(Task objective): Go through the records and extract every line with the word "产排污系数基础信息采集表".

Dataset items:
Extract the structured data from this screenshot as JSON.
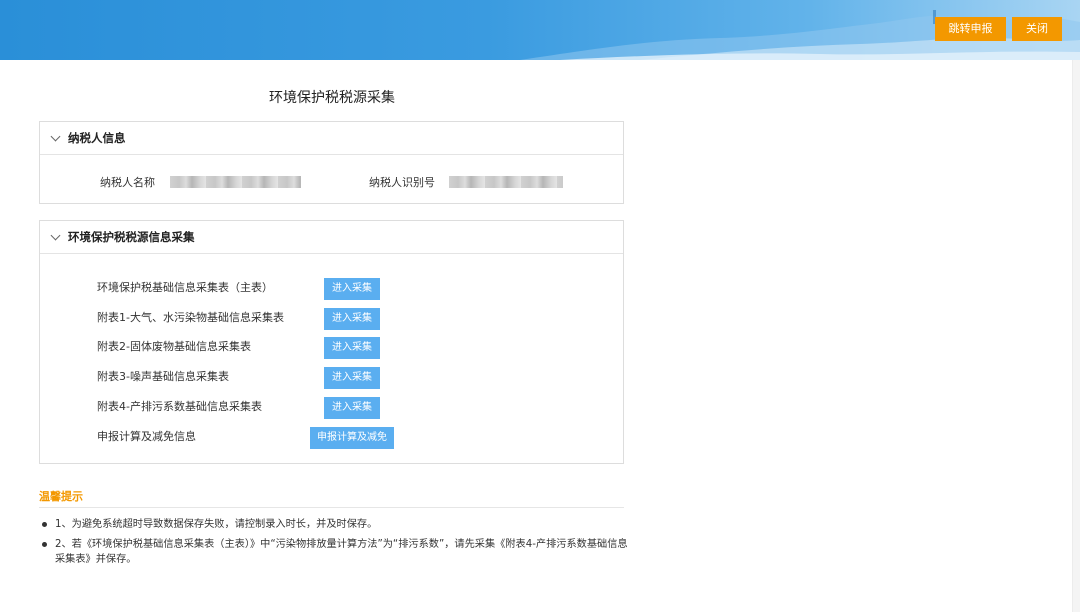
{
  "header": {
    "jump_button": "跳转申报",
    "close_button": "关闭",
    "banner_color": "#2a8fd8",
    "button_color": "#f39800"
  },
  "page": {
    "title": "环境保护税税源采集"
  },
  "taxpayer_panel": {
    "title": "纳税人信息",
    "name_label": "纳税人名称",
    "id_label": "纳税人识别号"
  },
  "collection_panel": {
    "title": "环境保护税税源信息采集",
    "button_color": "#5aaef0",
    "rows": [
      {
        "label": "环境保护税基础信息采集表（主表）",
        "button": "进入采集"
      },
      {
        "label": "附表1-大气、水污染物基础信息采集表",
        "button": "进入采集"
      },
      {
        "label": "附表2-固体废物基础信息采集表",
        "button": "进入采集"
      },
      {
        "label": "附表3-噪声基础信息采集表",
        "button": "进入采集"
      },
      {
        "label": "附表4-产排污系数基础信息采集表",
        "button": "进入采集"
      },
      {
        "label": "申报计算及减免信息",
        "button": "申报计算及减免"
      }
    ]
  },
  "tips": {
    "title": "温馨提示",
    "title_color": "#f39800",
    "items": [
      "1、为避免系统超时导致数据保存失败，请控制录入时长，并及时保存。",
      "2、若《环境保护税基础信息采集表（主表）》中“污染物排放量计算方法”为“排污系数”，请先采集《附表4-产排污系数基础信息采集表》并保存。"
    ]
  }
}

(Solution to this exercise):
        "label": "附表4-产排污系数基础信息采集表",
      "2、若《环境保护税基础信息采集表（主表）》中“污染物排放量计算方法”为“排污系数”，请先采集《附表4-产排污系数基础信息采集表》并保存。"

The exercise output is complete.